:: Exercise material
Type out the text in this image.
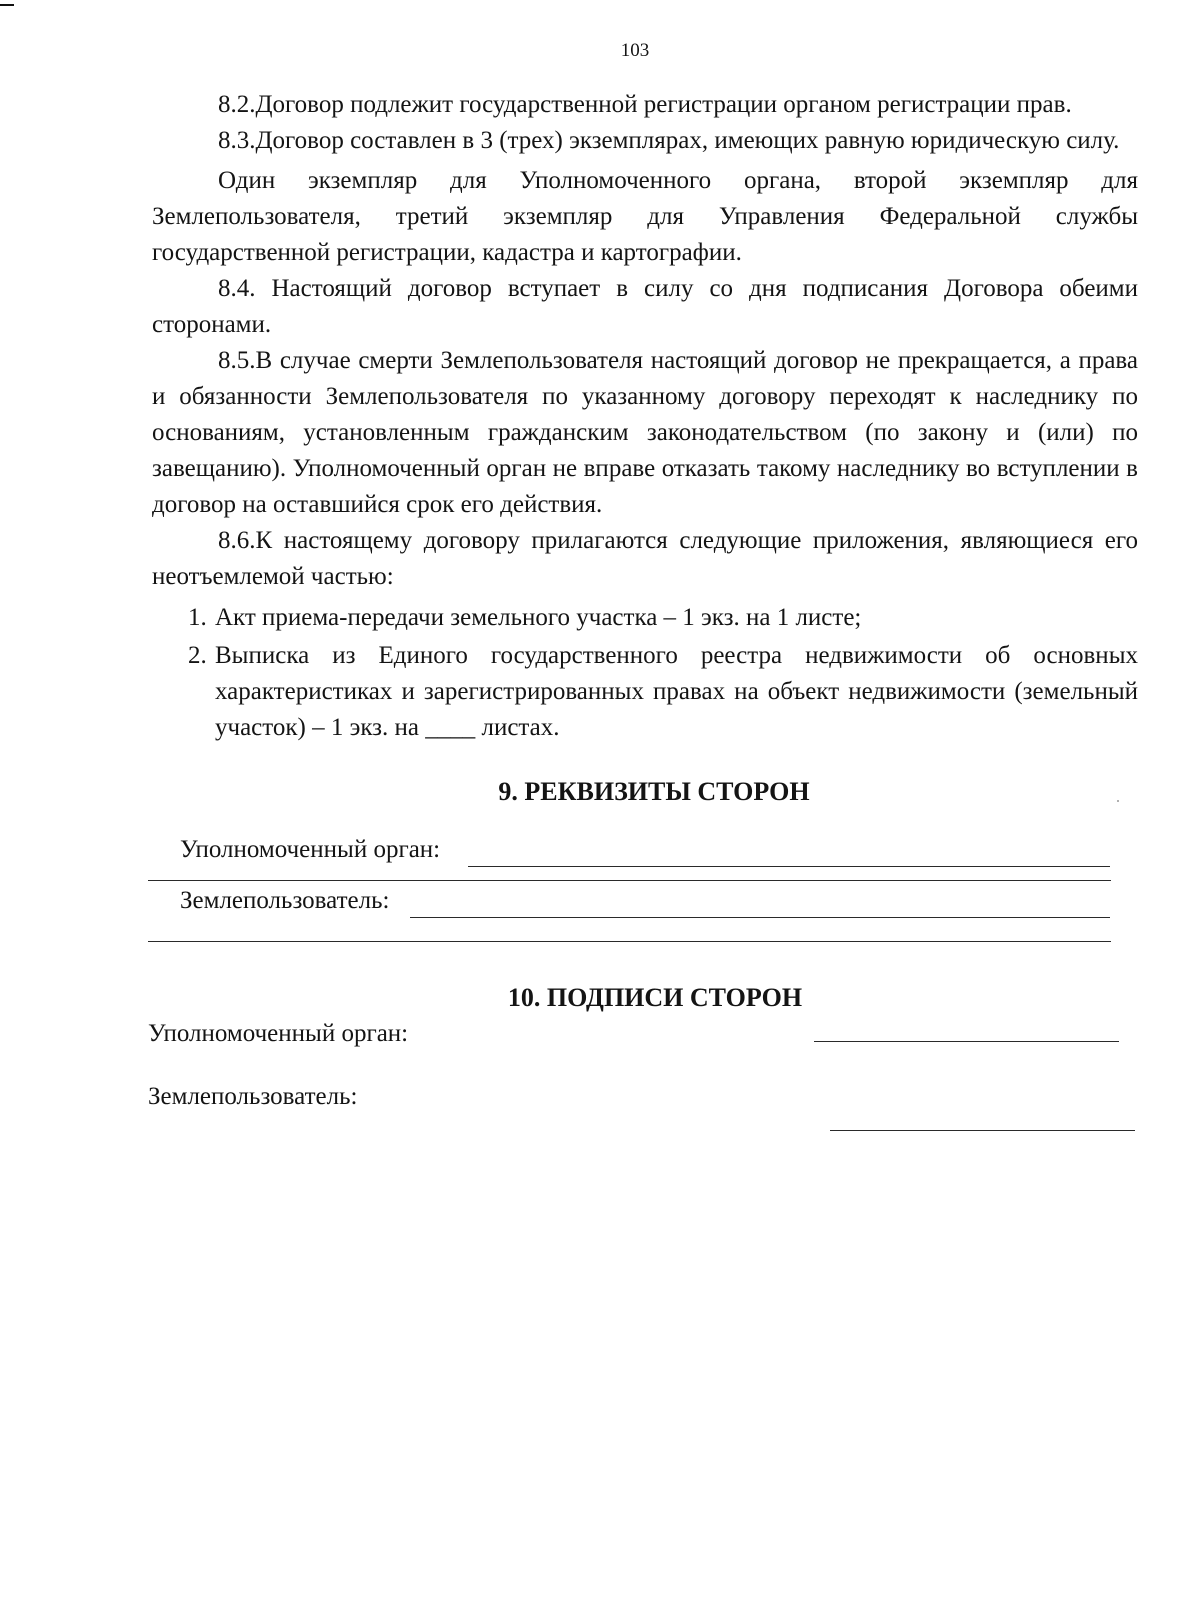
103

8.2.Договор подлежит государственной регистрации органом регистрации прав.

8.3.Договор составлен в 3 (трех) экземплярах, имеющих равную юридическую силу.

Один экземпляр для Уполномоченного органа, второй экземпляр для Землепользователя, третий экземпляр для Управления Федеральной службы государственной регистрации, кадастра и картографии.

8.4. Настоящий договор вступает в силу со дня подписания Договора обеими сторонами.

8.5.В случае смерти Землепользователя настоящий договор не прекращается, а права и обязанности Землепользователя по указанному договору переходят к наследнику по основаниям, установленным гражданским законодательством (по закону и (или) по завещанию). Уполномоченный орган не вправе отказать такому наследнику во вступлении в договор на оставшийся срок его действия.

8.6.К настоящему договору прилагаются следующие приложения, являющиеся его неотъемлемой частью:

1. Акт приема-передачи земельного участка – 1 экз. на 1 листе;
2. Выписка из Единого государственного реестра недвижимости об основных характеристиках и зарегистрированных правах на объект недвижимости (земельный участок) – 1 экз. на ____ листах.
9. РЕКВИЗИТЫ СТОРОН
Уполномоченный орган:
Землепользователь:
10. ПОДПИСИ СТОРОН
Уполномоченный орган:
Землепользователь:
::::
:: Exercise material
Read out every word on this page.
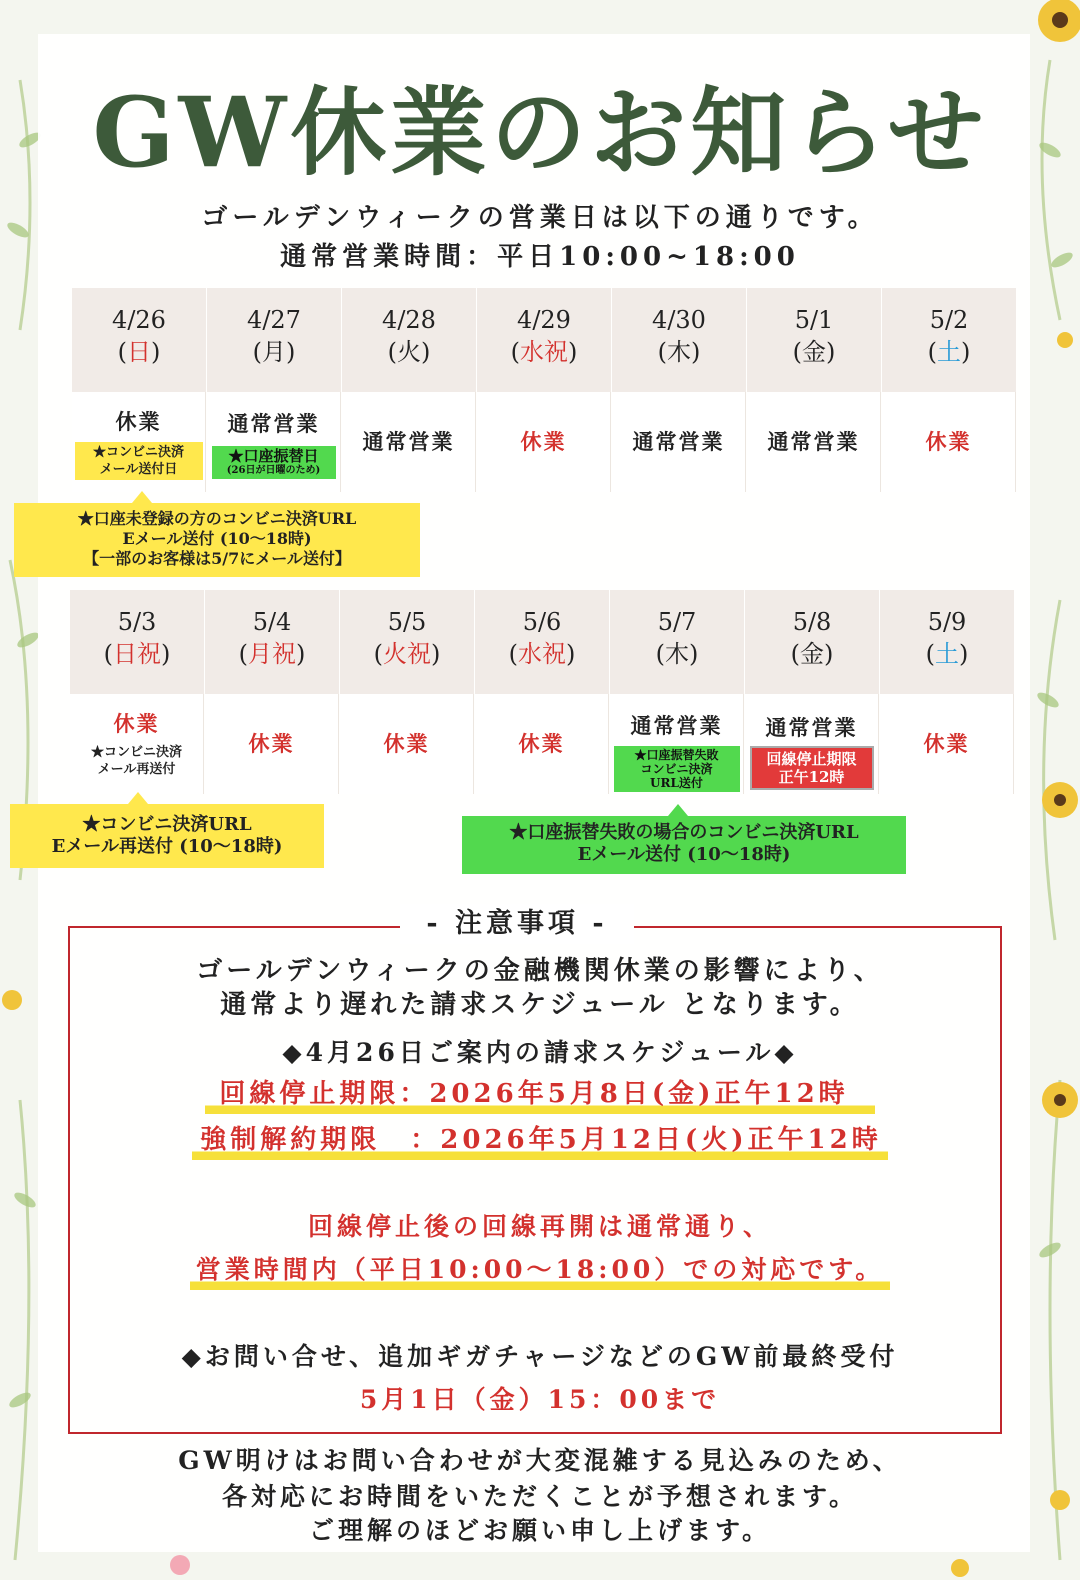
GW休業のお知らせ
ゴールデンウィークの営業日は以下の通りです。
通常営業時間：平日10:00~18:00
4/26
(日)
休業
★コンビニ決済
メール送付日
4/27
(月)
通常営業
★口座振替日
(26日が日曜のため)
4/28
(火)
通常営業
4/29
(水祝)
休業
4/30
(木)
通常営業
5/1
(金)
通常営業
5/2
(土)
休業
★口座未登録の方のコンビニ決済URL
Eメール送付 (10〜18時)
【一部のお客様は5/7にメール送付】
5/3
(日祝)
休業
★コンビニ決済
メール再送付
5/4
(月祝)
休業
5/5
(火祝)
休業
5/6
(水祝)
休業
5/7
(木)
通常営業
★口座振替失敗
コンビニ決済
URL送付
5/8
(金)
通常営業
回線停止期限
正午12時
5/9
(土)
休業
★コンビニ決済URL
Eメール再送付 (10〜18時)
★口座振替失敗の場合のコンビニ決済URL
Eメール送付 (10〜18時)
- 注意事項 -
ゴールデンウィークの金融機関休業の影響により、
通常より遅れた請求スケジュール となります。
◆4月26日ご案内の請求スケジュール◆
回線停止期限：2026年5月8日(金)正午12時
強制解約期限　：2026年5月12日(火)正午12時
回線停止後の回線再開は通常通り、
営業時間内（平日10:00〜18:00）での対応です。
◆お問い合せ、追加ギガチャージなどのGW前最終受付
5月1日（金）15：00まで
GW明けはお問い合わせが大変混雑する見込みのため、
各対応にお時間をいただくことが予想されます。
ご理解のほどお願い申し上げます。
::::
Objective:
Copy out each line of the data where the string "регистрации" appears.

Response to this exercise:
8.2.Договор подлежит государственной регистрации органом регистрации прав.
Один экземпляр для Уполномоченного органа, второй экземпляр для Землепользователя, третий экземпляр для Управления Федеральной службы государственной регистрации, кадастра и картографии.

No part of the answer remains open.